→ Provided records:
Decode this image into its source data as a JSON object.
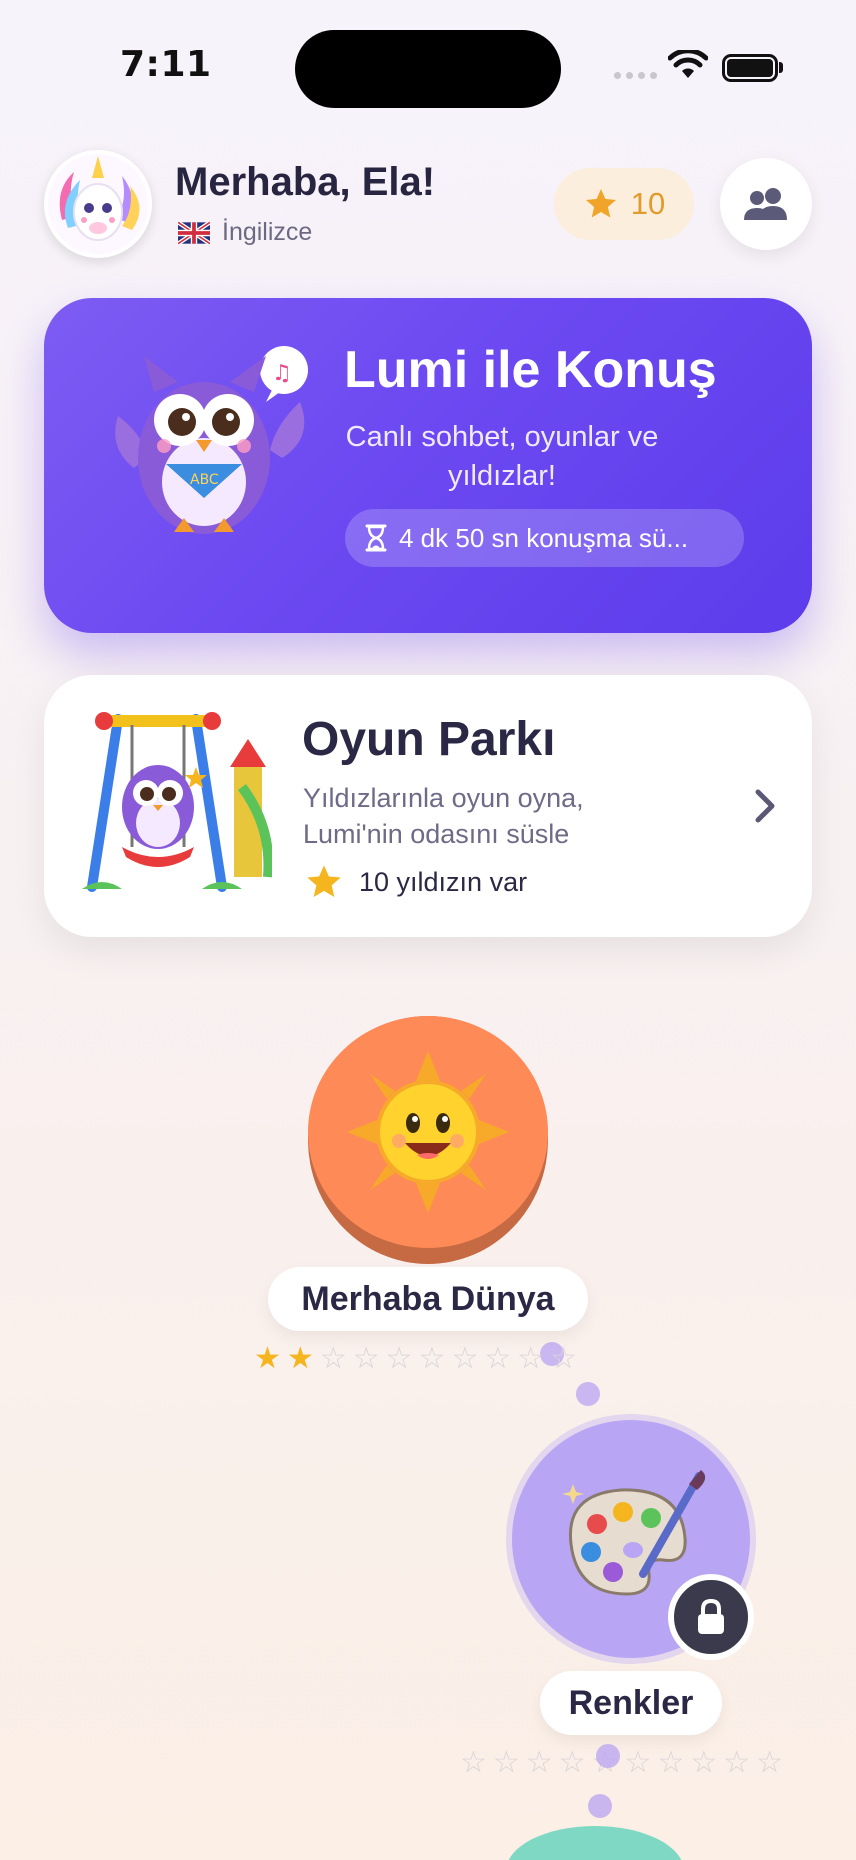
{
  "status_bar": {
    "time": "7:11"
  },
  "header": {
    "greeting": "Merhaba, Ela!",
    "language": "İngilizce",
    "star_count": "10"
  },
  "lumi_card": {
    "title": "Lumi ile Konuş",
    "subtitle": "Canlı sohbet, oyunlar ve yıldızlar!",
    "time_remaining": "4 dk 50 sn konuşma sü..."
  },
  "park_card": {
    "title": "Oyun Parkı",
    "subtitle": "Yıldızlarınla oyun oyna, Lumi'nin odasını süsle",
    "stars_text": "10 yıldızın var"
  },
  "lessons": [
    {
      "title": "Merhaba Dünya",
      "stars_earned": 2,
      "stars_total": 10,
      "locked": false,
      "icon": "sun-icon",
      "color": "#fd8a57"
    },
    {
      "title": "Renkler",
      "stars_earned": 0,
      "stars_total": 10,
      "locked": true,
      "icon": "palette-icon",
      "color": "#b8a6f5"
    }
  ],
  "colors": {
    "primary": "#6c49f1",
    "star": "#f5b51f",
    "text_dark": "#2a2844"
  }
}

→ Task:
Transcribe the records above exactly as they appear, leaving out any pictures.

→ Problem solution:
Decode this image into its source data as a JSON object.
{
  "status_bar": {
    "time": "7:11"
  },
  "header": {
    "greeting": "Merhaba, Ela!",
    "language": "İngilizce",
    "star_count": "10"
  },
  "lumi_card": {
    "title": "Lumi ile Konuş",
    "subtitle": "Canlı sohbet, oyunlar ve yıldızlar!",
    "time_remaining": "4 dk 50 sn konuşma sü..."
  },
  "park_card": {
    "title": "Oyun Parkı",
    "subtitle": "Yıldızlarınla oyun oyna, Lumi'nin odasını süsle",
    "stars_text": "10 yıldızın var"
  },
  "lessons": [
    {
      "title": "Merhaba Dünya",
      "stars_earned": 2,
      "stars_total": 10,
      "locked": false,
      "icon": "sun-icon",
      "color": "#fd8a57"
    },
    {
      "title": "Renkler",
      "stars_earned": 0,
      "stars_total": 10,
      "locked": true,
      "icon": "palette-icon",
      "color": "#b8a6f5"
    }
  ],
  "colors": {
    "primary": "#6c49f1",
    "star": "#f5b51f",
    "text_dark": "#2a2844"
  }
}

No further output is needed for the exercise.